[Texto de apoio]

Legado da Copa-10 - Parte 5: O que a África do Sul pode ensinar ao Brasil

Paulo Passos

Do UOL, em Johannesburgo (África do Sul)

Faltando menos de três meses de receber a Copa do Mundo após 64 anos de espera, o Brasil tenta driblar percalços, como atrasos nas obras de estádios e infraestruturas. Além disso, sofre com a desconfiança da imprensa internacional. A descrição bem que poderia ter sido feito há quatro anos, quando a África do Sul se preparava para sediar o torneio pela primeira vez.

A experiência africana foi classificada "um sucesso" pela Fifa e pelo governo local e passou longe de ser o fracasso que previam. O UOL Esporte elencou algumas lições que a Copa de 2010 pode dar ao Brasil.   

Lucro mesmo quem tem é a Fifa
Assim como no Brasil, ou até mais do que aqui, na África do Sul o governo bancou a maior parte dos investimentos para a realização do torneio. Os gastos públicos chegaram a cerca de R$ 10 bilhões, segundo dados oficiais, incluindo apenas investimentos do governo federal. Prefeituras e governos das províncias investiram quase metade desse valor em obras de estádios e estruturas temporárias para a Copa.

A expectativa do governo na época era de que o torneio representaria um acréscimo de 3% no PIB (Produto Interno Bruto) do país. Segundo o diretor da Human Sciences Research Council, Udesh Pillay, um dos principais institutos de pesquisa da África do Sul, a meta não se confirmou.

"O acréscimo no PIB foi de no máximo 0,3%, o que está longe de ser um valor significante pelos gastos feitos", afirma Pillay.

Já a Fifa viu o seu lucro com o Mundial de 2010 aumentar 48% em comparação com o torneio de 2006, na Alemanha. Na África do Sul, a dona da Copa arrecadou R$ 8,9 bilhões. Descontadas as despesas, o lucro final foi de R$ 4,9 bilhões.

[Enunciado da tarefa]
Prossiga a reportagem sobre as lições da Copa de 2010 na África do Sul para o Brasil, partindo da última frase apresentada.

[Dados fornecidos]
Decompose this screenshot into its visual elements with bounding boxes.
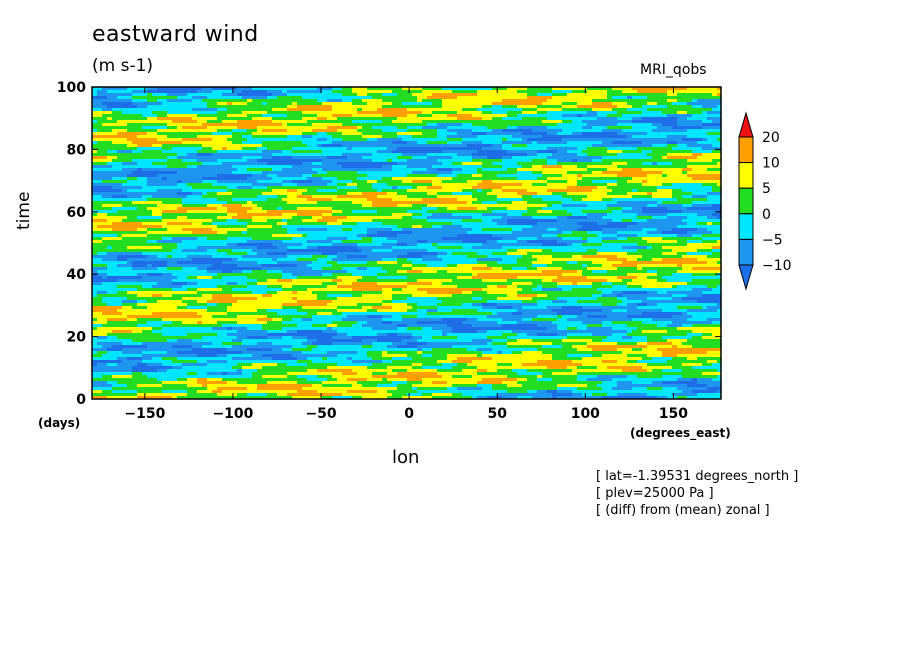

[Resposta do exercício]
Copa inibe outros eventos, mas turismo aumenta
Uma das críticas que a Copa do Mundo recebe é a de que a sua realização inibe a organização de outros eventos no mesmo período no país. Congressos, feiras e até viagens de férias são adiadas ou canceladas durante o tempo em que o torneio é disputado. Dificuldades para conseguir vagas em hotéis e o encarecimento nos preços de passagens de avião são as justificativas para uma retração de outros eventos no país durante o torneio.

O efeito foi registrado na África do Sul, sim, mas apesar disso, a Copa valeu a pena para o turismo do país. Em junho e julho de 2010, meses em que o Mundial foi disputado, o país recebeu a visita de 721 mil e 680 mil estrangeiros, respectivamente. Na comparação com o ano anterior, o número de turistas aumentou 42,7% em junho e 9,14% em julho no ano de 2010. Os dados são do ministério de turismo e imigração da África do Sul.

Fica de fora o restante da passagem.